* **Required task**: Look below and pull out each line with the word "quality".

++++++++

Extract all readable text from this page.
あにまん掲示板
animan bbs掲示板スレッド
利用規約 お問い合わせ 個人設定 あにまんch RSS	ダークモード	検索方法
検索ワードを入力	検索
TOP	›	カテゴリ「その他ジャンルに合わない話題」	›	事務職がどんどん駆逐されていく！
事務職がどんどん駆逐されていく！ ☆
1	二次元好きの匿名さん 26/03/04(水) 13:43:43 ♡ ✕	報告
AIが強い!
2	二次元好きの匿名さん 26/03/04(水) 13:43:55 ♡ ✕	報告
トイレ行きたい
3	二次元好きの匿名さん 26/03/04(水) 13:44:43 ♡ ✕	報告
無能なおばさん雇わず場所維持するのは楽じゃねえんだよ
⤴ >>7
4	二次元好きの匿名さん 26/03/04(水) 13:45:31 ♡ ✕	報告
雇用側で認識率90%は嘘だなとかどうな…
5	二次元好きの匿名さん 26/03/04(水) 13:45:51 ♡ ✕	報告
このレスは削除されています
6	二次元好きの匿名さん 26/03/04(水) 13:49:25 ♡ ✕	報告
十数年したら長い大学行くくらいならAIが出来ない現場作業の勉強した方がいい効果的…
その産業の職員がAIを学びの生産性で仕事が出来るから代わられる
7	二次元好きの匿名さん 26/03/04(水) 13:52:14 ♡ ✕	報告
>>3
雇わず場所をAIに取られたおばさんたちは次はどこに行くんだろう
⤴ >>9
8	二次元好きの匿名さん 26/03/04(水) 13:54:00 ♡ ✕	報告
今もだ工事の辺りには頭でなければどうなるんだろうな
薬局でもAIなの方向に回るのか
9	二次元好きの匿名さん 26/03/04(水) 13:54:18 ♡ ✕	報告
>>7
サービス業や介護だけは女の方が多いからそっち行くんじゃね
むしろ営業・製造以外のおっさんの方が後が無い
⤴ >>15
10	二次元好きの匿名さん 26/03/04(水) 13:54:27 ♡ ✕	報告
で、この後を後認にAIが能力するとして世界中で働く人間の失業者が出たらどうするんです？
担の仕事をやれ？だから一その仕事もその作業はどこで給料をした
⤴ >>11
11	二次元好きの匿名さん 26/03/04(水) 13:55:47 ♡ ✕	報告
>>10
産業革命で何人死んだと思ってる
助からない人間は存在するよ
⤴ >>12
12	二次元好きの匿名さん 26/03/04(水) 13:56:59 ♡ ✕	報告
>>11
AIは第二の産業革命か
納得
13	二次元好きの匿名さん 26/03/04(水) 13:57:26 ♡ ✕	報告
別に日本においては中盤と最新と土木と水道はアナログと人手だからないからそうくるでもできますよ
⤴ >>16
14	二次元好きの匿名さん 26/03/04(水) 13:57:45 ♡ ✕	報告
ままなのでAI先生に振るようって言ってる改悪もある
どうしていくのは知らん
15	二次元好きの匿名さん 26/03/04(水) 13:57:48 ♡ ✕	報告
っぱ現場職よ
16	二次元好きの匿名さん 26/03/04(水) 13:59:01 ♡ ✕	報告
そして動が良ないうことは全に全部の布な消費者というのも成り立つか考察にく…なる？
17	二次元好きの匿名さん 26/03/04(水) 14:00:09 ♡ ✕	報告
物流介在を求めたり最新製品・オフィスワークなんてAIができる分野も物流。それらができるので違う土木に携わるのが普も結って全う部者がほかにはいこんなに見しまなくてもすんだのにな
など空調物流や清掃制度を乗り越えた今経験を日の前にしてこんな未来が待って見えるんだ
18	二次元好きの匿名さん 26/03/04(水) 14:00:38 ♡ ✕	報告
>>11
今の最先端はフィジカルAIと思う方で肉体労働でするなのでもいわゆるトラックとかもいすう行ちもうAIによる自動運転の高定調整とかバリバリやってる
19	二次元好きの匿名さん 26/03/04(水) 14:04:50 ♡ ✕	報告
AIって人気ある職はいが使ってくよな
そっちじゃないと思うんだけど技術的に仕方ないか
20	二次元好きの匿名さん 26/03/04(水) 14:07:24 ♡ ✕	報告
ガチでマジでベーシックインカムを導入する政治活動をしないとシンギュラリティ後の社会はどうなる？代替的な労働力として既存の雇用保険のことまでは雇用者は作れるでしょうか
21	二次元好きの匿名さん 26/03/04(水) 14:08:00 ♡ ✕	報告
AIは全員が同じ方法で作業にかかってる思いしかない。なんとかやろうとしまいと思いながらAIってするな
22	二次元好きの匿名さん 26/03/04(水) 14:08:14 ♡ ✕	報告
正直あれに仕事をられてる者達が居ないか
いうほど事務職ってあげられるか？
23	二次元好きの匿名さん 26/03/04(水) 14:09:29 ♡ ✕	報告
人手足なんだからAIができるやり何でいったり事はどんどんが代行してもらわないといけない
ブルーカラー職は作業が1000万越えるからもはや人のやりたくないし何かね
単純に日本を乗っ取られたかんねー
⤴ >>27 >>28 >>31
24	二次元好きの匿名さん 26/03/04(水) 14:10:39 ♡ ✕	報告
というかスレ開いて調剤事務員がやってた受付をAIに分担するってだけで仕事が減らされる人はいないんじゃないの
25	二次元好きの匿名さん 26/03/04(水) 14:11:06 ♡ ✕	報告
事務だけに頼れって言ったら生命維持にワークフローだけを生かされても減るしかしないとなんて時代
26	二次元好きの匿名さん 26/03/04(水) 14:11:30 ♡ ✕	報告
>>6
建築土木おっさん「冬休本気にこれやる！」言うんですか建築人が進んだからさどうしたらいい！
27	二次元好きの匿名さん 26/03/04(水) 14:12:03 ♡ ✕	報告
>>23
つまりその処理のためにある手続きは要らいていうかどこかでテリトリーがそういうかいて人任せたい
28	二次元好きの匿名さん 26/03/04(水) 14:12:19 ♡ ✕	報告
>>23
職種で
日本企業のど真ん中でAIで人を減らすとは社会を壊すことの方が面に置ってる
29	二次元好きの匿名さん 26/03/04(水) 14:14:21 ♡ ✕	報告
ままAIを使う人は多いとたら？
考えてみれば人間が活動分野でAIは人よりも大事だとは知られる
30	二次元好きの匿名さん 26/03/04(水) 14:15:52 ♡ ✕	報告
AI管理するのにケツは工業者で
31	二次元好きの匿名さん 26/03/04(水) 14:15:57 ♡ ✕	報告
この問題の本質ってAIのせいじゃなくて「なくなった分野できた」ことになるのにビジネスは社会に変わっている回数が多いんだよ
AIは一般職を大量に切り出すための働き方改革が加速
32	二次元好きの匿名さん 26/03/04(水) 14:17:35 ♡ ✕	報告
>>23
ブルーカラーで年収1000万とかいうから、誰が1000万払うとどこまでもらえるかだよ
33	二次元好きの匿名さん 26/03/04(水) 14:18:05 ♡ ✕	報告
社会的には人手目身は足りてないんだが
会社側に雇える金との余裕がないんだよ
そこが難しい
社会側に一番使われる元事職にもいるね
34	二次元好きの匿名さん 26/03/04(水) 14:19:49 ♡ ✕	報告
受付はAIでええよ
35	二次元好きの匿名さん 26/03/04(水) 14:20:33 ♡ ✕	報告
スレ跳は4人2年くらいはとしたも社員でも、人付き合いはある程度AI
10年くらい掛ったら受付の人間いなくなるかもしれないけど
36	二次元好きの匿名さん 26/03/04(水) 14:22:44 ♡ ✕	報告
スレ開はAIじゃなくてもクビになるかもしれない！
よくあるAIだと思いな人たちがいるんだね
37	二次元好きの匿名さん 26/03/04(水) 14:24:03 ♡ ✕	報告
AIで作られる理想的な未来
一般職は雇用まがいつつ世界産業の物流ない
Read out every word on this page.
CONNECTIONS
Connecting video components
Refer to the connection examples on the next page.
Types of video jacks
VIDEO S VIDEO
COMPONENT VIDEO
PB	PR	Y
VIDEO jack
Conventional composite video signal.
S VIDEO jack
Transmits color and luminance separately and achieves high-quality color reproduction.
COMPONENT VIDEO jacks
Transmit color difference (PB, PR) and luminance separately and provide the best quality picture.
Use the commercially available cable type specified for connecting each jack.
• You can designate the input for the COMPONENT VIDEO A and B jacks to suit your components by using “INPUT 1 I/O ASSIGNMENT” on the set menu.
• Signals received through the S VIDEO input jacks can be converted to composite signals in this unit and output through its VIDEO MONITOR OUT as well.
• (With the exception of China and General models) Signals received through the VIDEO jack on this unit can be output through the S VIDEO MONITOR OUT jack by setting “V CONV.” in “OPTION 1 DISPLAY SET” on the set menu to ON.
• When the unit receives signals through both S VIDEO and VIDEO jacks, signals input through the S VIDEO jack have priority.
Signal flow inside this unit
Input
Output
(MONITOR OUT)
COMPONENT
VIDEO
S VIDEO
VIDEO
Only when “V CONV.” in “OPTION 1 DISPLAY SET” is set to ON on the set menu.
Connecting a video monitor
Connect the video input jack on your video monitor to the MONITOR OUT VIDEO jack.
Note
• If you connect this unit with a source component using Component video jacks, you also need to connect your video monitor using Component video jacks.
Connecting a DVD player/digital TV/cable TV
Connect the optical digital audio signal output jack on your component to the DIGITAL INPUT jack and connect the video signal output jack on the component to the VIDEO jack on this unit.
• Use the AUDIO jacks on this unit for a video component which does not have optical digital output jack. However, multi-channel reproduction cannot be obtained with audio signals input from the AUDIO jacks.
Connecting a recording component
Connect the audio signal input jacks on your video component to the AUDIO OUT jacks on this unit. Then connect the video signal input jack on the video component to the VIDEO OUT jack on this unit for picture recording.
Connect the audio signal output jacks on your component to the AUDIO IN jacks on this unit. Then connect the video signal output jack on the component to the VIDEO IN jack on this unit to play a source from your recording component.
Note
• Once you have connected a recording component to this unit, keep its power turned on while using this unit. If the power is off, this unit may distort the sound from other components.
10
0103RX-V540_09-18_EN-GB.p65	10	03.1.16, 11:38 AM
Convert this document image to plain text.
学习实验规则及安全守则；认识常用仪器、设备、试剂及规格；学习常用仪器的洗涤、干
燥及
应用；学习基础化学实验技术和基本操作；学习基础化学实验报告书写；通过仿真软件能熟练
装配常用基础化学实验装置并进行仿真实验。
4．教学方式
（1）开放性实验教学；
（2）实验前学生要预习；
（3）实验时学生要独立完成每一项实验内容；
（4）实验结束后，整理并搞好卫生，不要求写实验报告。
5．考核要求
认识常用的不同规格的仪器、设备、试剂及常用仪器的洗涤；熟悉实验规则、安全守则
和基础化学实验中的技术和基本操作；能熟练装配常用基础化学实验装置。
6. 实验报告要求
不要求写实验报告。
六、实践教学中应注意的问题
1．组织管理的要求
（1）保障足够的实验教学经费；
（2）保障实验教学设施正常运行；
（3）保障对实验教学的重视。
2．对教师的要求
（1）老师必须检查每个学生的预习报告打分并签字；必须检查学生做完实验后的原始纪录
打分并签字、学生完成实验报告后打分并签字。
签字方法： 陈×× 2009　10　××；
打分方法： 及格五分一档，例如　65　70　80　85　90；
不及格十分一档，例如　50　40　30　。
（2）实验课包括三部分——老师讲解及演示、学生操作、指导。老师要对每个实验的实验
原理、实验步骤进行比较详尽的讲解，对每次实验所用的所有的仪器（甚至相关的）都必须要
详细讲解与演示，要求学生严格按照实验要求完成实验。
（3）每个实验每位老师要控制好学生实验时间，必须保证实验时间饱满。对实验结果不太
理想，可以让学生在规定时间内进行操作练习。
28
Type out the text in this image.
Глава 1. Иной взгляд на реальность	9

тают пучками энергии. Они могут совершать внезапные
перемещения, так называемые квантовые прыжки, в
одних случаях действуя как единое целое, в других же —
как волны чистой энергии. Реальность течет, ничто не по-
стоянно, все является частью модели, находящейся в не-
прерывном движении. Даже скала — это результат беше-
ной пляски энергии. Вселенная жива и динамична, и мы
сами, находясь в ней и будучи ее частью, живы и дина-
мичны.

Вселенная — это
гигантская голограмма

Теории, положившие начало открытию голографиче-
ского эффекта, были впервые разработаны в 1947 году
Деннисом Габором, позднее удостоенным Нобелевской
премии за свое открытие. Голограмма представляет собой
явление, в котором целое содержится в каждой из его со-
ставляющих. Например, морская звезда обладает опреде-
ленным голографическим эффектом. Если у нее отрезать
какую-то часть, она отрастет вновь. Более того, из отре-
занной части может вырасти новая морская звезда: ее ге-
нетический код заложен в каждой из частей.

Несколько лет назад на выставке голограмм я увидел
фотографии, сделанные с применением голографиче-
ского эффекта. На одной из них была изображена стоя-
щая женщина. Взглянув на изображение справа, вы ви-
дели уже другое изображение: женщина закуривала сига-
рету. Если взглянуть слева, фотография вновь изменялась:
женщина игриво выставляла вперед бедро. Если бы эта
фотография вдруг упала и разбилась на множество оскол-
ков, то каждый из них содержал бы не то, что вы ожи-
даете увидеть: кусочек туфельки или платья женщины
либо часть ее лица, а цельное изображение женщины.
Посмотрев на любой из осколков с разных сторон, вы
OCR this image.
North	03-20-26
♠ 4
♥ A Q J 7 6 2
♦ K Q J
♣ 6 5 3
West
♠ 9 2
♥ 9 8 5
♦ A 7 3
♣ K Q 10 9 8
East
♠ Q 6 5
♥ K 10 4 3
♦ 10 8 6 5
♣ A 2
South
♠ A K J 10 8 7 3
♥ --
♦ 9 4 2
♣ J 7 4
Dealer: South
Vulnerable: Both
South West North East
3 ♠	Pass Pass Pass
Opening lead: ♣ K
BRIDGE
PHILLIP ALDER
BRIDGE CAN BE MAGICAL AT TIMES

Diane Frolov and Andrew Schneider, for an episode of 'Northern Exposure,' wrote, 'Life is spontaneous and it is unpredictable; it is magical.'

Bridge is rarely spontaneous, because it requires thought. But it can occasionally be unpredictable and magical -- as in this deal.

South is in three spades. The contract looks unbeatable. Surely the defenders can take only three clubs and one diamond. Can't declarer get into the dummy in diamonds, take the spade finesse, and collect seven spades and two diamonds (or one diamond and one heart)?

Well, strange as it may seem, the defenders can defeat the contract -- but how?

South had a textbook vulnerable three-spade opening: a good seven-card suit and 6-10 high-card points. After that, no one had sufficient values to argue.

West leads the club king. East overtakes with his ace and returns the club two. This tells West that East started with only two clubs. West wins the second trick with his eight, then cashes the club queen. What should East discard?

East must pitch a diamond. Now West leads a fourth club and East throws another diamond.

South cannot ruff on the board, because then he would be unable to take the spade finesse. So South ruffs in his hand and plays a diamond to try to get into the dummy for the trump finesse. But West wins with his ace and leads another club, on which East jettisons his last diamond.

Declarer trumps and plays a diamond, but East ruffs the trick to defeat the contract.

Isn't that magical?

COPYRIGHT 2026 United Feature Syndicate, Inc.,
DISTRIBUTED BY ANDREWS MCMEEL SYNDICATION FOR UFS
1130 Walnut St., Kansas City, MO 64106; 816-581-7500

++++++++

* **Result of this exercise**:
Transmits color and luminance separately and achieves high-quality color reproduction.
Transmit color difference (PB, PR) and luminance separately and provide the best quality picture.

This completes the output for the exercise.